The request:
Show only lines that include "решения".

Collection entries
START

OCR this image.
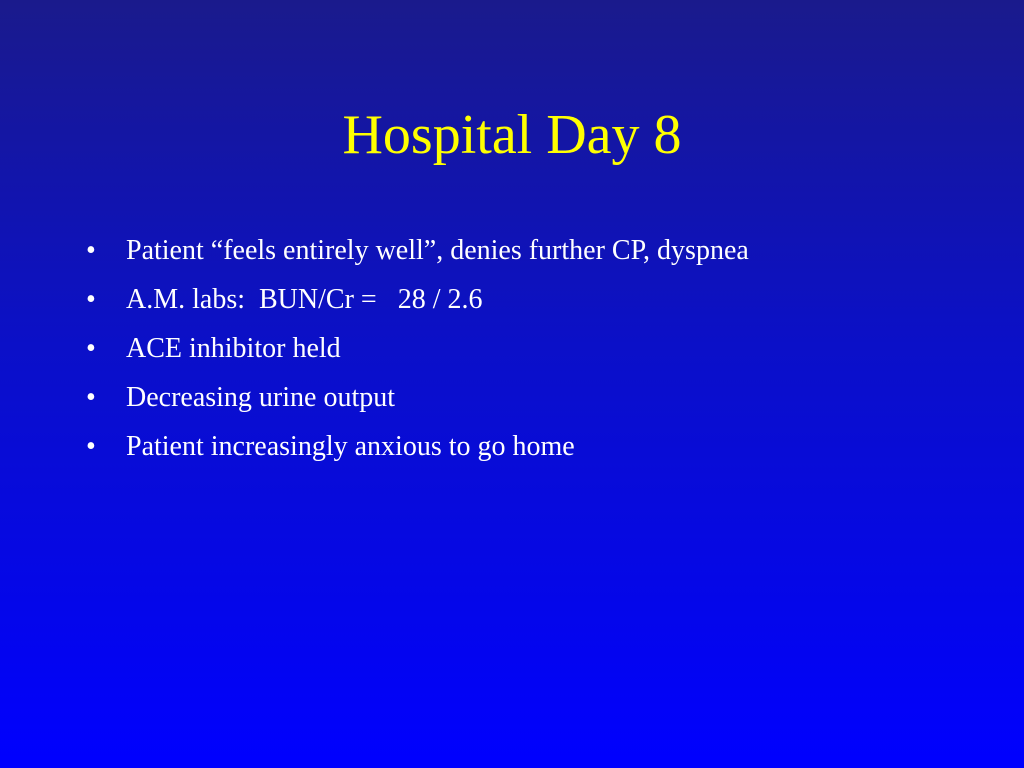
Hospital Day 8
• Patient “feels entirely well”, denies further CP, dyspnea
• A.M. labs:  BUN/Cr =   28 / 2.6
• ACE inhibitor held
• Decreasing urine output
• Patient increasingly anxious to go home
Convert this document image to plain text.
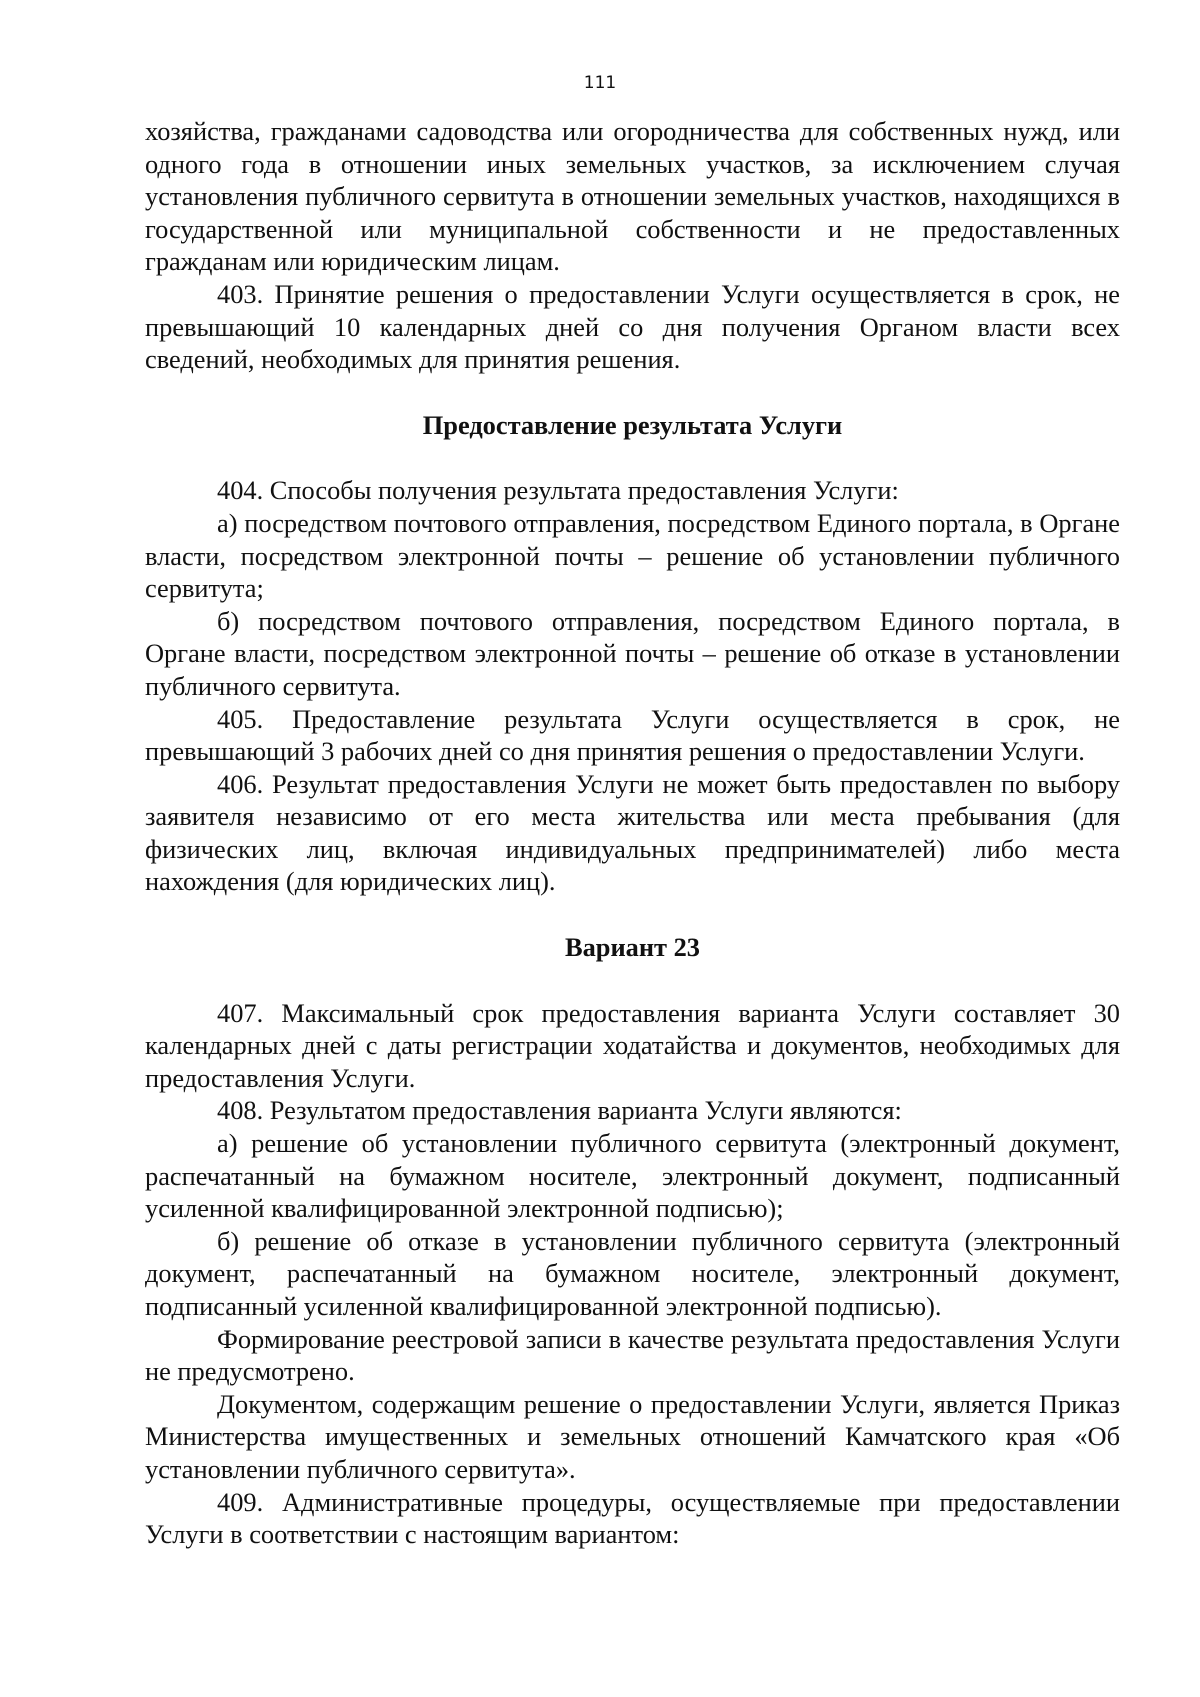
111

хозяйства, гражданами садоводства или огородничества для собственных нужд, или одного года в отношении иных земельных участков, за исключением случая установления публичного сервитута в отношении земельных участков, находящихся в государственной или муниципальной собственности и не предоставленных гражданам или юридическим лицам.

403. Принятие решения о предоставлении Услуги осуществляется в срок, не превышающий 10 календарных дней со дня получения Органом власти всех сведений, необходимых для принятия решения.

Предоставление результата Услуги

404. Способы получения результата предоставления Услуги:

а) посредством почтового отправления, посредством Единого портала, в Органе власти, посредством электронной почты – решение об установлении публичного сервитута;

б) посредством почтового отправления, посредством Единого портала, в Органе власти, посредством электронной почты – решение об отказе в установлении публичного сервитута.

405. Предоставление результата Услуги осуществляется в срок, не превышающий 3 рабочих дней со дня принятия решения о предоставлении Услуги.

406. Результат предоставления Услуги не может быть предоставлен по выбору заявителя независимо от его места жительства или места пребывания (для физических лиц, включая индивидуальных предпринимателей) либо места нахождения (для юридических лиц).

Вариант 23

407. Максимальный срок предоставления варианта Услуги составляет 30 календарных дней с даты регистрации ходатайства и документов, необходимых для предоставления Услуги.

408. Результатом предоставления варианта Услуги являются:

а) решение об установлении публичного сервитута (электронный документ, распечатанный на бумажном носителе, электронный документ, подписанный усиленной квалифицированной электронной подписью);

б) решение об отказе в установлении публичного сервитута (электронный документ, распечатанный на бумажном носителе, электронный документ, подписанный усиленной квалифицированной электронной подписью).

Формирование реестровой записи в качестве результата предоставления Услуги не предусмотрено.

Документом, содержащим решение о предоставлении Услуги, является Приказ Министерства имущественных и земельных отношений Камчатского края «Об установлении публичного сервитута».

409. Административные процедуры, осуществляемые при предоставлении Услуги в соответствии с настоящим вариантом:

END

Completed task:
403. Принятие решения о предоставлении Услуги осуществляется в срок, не превышающий 10 календарных дней со дня получения Органом власти всех сведений, необходимых для принятия решения.
405. Предоставление результата Услуги осуществляется в срок, не превышающий 3 рабочих дней со дня принятия решения о предоставлении Услуги.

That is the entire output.